**REQUIRED TASK**. Every line of the listing must be reproduced as it stands. Leave the images behind.

**INFORMATION GIVEN**.

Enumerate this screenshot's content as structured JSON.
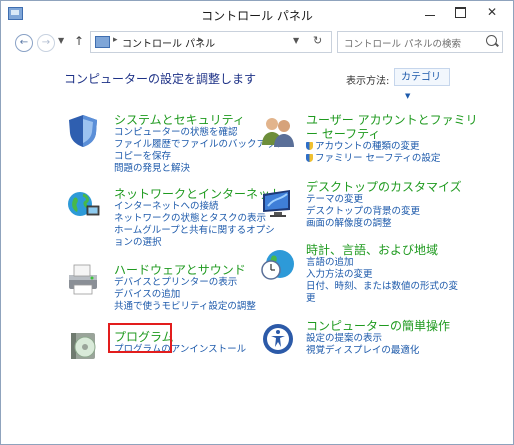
{
  "window": {
    "title": "コントロール パネル"
  },
  "address": {
    "path": "コントロール パネル",
    "search_placeholder": "コントロール パネルの検索"
  },
  "heading": "コンピューターの設定を調整します",
  "view": {
    "label": "表示方法:",
    "value": "カテゴリ"
  },
  "categories": [
    {
      "title": "システムとセキュリティ",
      "icon": "shield-icon",
      "links": [
        "コンピューターの状態を確認",
        "ファイル履歴でファイルのバックアップ",
        "コピーを保存",
        "問題の発見と解決"
      ]
    },
    {
      "title": "ネットワークとインターネット",
      "icon": "network-globe-icon",
      "links": [
        "インターネットへの接続",
        "ネットワークの状態とタスクの表示",
        "ホームグループと共有に関するオプシ",
        "ョンの選択"
      ]
    },
    {
      "title": "ハードウェアとサウンド",
      "icon": "printer-icon",
      "links": [
        "デバイスとプリンターの表示",
        "デバイスの追加",
        "共通で使うモビリティ設定の調整"
      ]
    },
    {
      "title": "プログラム",
      "icon": "programs-disc-icon",
      "links": [
        "プログラムのアンインストール"
      ]
    },
    {
      "title_lines": [
        "ユーザー アカウントとファミリ",
        "ー セーフティ"
      ],
      "icon": "users-icon",
      "links": [
        "アカウントの種類の変更",
        "ファミリー セーフティの設定"
      ]
    },
    {
      "title": "デスクトップのカスタマイズ",
      "icon": "desktop-monitor-icon",
      "links": [
        "テーマの変更",
        "デスクトップの背景の変更",
        "画面の解像度の調整"
      ]
    },
    {
      "title": "時計、言語、および地域",
      "icon": "clock-globe-icon",
      "links": [
        "言語の追加",
        "入力方法の変更",
        "日付、時刻、または数値の形式の変",
        "更"
      ]
    },
    {
      "title": "コンピューターの簡単操作",
      "icon": "ease-of-access-icon",
      "links": [
        "設定の提案の表示",
        "視覚ディスプレイの最適化"
      ]
    }
  ]
}
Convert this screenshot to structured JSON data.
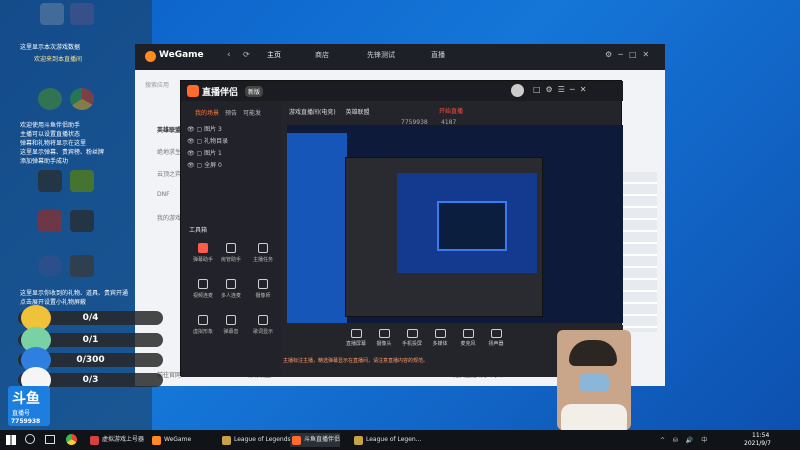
{
  "colors": {
    "desktop": "#1576d8",
    "taskbar": "#101317",
    "accent_red": "#e8362b",
    "wegame_dark": "#1d2027"
  },
  "chat_overlay": {
    "lines": [
      "这里显示本次游戏数据",
      "欢迎来到本直播间",
      "欢迎使用斗鱼伴侣助手",
      "主播可以设置直播状态",
      "弹幕和礼物将显示在这里",
      "这里显示弹幕、贵宾榜、粉丝牌",
      "添加弹幕助手成功",
      "这里显示你收到的礼物、道具、贵宾开通",
      "点击展开设置小礼物屏蔽"
    ],
    "counters": [
      {
        "value": "0/4",
        "icon": "gift-bear-icon",
        "color": "#f0c23a"
      },
      {
        "value": "0/1",
        "icon": "diamond-icon",
        "color": "#7ad1a3"
      },
      {
        "value": "0/300",
        "icon": "shield-icon",
        "color": "#2f7fe0"
      },
      {
        "value": "0/3",
        "icon": "panda-icon",
        "color": "#f5f5f5"
      }
    ],
    "logo_text": "斗鱼",
    "logo_sub": "直播号",
    "room_id": "7759938"
  },
  "wegame": {
    "brand": "WeGame",
    "tabs": [
      "主页",
      "商店",
      "先锋测试",
      "直播"
    ],
    "search_placeholder": "搜索应用",
    "left_items": [
      "英雄联盟",
      "绝地求生",
      "云顶之弈",
      "DNF",
      "我的游戏"
    ],
    "bottom_left": "前往官网",
    "bottom_mid": "辅助设置",
    "bottom_right": "比赛直播助手 网络"
  },
  "assistant": {
    "title": "直播伴侣",
    "version_badge": "新版",
    "tabs": [
      "我的场景",
      "预告",
      "可能发"
    ],
    "room_line": "游戏直播间(电竞)",
    "sub_line": "英雄联盟",
    "room_no": "7759938",
    "fans": "4187",
    "live_button": "开始直播",
    "sources": [
      "图片 3",
      "礼物目录",
      "图片 1",
      "全屏 0"
    ],
    "tools_label": "工具箱",
    "tools": [
      {
        "label": "弹幕助手",
        "icon": "danmu-icon",
        "red": true
      },
      {
        "label": "房管助手",
        "icon": "user-icon",
        "red": false
      },
      {
        "label": "主播任务",
        "icon": "task-icon",
        "red": false
      },
      {
        "label": "视频连麦",
        "icon": "video-icon",
        "red": false
      },
      {
        "label": "多人连麦",
        "icon": "mic-group-icon",
        "red": false
      },
      {
        "label": "摄像师",
        "icon": "camera-icon",
        "red": false
      },
      {
        "label": "虚拟形象",
        "icon": "avatar-icon",
        "red": false
      },
      {
        "label": "弹幕音",
        "icon": "sound-icon",
        "red": false
      },
      {
        "label": "歌词显示",
        "icon": "lyrics-icon",
        "red": false
      }
    ],
    "bottom_tools": [
      "直播屏幕",
      "摄像头",
      "手机投屏",
      "多媒体",
      "麦克风",
      "扬声器"
    ],
    "notice": "主播标注主播，精选弹幕显示在直播间，请注意直播内容的规范。"
  },
  "taskbar": {
    "items": [
      {
        "label": "虚拟游戏上号器",
        "color": "#d94141"
      },
      {
        "label": "WeGame",
        "color": "#ff8a1f"
      },
      {
        "label": "League of Legends",
        "color": "#c8a148"
      },
      {
        "label": "斗鱼直播伴侣",
        "color": "#ff6b2e"
      },
      {
        "label": "League of Legen...",
        "color": "#c8a148"
      }
    ],
    "time": "11:54",
    "date": "2021/9/7"
  }
}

**SOLUTION FOR THIS PROBLEM**.
Enumerate this screenshot's content as structured JSON.
{
  "window": {
    "title": "コントロール パネル"
  },
  "address": {
    "path": "コントロール パネル",
    "search_placeholder": "コントロール パネルの検索"
  },
  "heading": "コンピューターの設定を調整します",
  "view": {
    "label": "表示方法:",
    "value": "カテゴリ"
  },
  "categories": [
    {
      "title": "システムとセキュリティ",
      "icon": "shield-icon",
      "links": [
        "コンピューターの状態を確認",
        "ファイル履歴でファイルのバックアップ",
        "コピーを保存",
        "問題の発見と解決"
      ]
    },
    {
      "title": "ネットワークとインターネット",
      "icon": "network-globe-icon",
      "links": [
        "インターネットへの接続",
        "ネットワークの状態とタスクの表示",
        "ホームグループと共有に関するオプシ",
        "ョンの選択"
      ]
    },
    {
      "title": "ハードウェアとサウンド",
      "icon": "printer-icon",
      "links": [
        "デバイスとプリンターの表示",
        "デバイスの追加",
        "共通で使うモビリティ設定の調整"
      ]
    },
    {
      "title": "プログラム",
      "icon": "programs-disc-icon",
      "links": [
        "プログラムのアンインストール"
      ]
    },
    {
      "title_lines": [
        "ユーザー アカウントとファミリ",
        "ー セーフティ"
      ],
      "icon": "users-icon",
      "links": [
        "アカウントの種類の変更",
        "ファミリー セーフティの設定"
      ]
    },
    {
      "title": "デスクトップのカスタマイズ",
      "icon": "desktop-monitor-icon",
      "links": [
        "テーマの変更",
        "デスクトップの背景の変更",
        "画面の解像度の調整"
      ]
    },
    {
      "title": "時計、言語、および地域",
      "icon": "clock-globe-icon",
      "links": [
        "言語の追加",
        "入力方法の変更",
        "日付、時刻、または数値の形式の変",
        "更"
      ]
    },
    {
      "title": "コンピューターの簡単操作",
      "icon": "ease-of-access-icon",
      "links": [
        "設定の提案の表示",
        "視覚ディスプレイの最適化"
      ]
    }
  ]
}
Convert this screenshot to structured JSON data.
{
  "colors": {
    "desktop": "#1576d8",
    "taskbar": "#101317",
    "accent_red": "#e8362b",
    "wegame_dark": "#1d2027"
  },
  "chat_overlay": {
    "lines": [
      "这里显示本次游戏数据",
      "欢迎来到本直播间",
      "欢迎使用斗鱼伴侣助手",
      "主播可以设置直播状态",
      "弹幕和礼物将显示在这里",
      "这里显示弹幕、贵宾榜、粉丝牌",
      "添加弹幕助手成功",
      "这里显示你收到的礼物、道具、贵宾开通",
      "点击展开设置小礼物屏蔽"
    ],
    "counters": [
      {
        "value": "0/4",
        "icon": "gift-bear-icon",
        "color": "#f0c23a"
      },
      {
        "value": "0/1",
        "icon": "diamond-icon",
        "color": "#7ad1a3"
      },
      {
        "value": "0/300",
        "icon": "shield-icon",
        "color": "#2f7fe0"
      },
      {
        "value": "0/3",
        "icon": "panda-icon",
        "color": "#f5f5f5"
      }
    ],
    "logo_text": "斗鱼",
    "logo_sub": "直播号",
    "room_id": "7759938"
  },
  "wegame": {
    "brand": "WeGame",
    "tabs": [
      "主页",
      "商店",
      "先锋测试",
      "直播"
    ],
    "search_placeholder": "搜索应用",
    "left_items": [
      "英雄联盟",
      "绝地求生",
      "云顶之弈",
      "DNF",
      "我的游戏"
    ],
    "bottom_left": "前往官网",
    "bottom_mid": "辅助设置",
    "bottom_right": "比赛直播助手 网络"
  },
  "assistant": {
    "title": "直播伴侣",
    "version_badge": "新版",
    "tabs": [
      "我的场景",
      "预告",
      "可能发"
    ],
    "room_line": "游戏直播间(电竞)",
    "sub_line": "英雄联盟",
    "room_no": "7759938",
    "fans": "4187",
    "live_button": "开始直播",
    "sources": [
      "图片 3",
      "礼物目录",
      "图片 1",
      "全屏 0"
    ],
    "tools_label": "工具箱",
    "tools": [
      {
        "label": "弹幕助手",
        "icon": "danmu-icon",
        "red": true
      },
      {
        "label": "房管助手",
        "icon": "user-icon",
        "red": false
      },
      {
        "label": "主播任务",
        "icon": "task-icon",
        "red": false
      },
      {
        "label": "视频连麦",
        "icon": "video-icon",
        "red": false
      },
      {
        "label": "多人连麦",
        "icon": "mic-group-icon",
        "red": false
      },
      {
        "label": "摄像师",
        "icon": "camera-icon",
        "red": false
      },
      {
        "label": "虚拟形象",
        "icon": "avatar-icon",
        "red": false
      },
      {
        "label": "弹幕音",
        "icon": "sound-icon",
        "red": false
      },
      {
        "label": "歌词显示",
        "icon": "lyrics-icon",
        "red": false
      }
    ],
    "bottom_tools": [
      "直播屏幕",
      "摄像头",
      "手机投屏",
      "多媒体",
      "麦克风",
      "扬声器"
    ],
    "notice": "主播标注主播，精选弹幕显示在直播间，请注意直播内容的规范。"
  },
  "taskbar": {
    "items": [
      {
        "label": "虚拟游戏上号器",
        "color": "#d94141"
      },
      {
        "label": "WeGame",
        "color": "#ff8a1f"
      },
      {
        "label": "League of Legends",
        "color": "#c8a148"
      },
      {
        "label": "斗鱼直播伴侣",
        "color": "#ff6b2e"
      },
      {
        "label": "League of Legen...",
        "color": "#c8a148"
      }
    ],
    "time": "11:54",
    "date": "2021/9/7"
  }
}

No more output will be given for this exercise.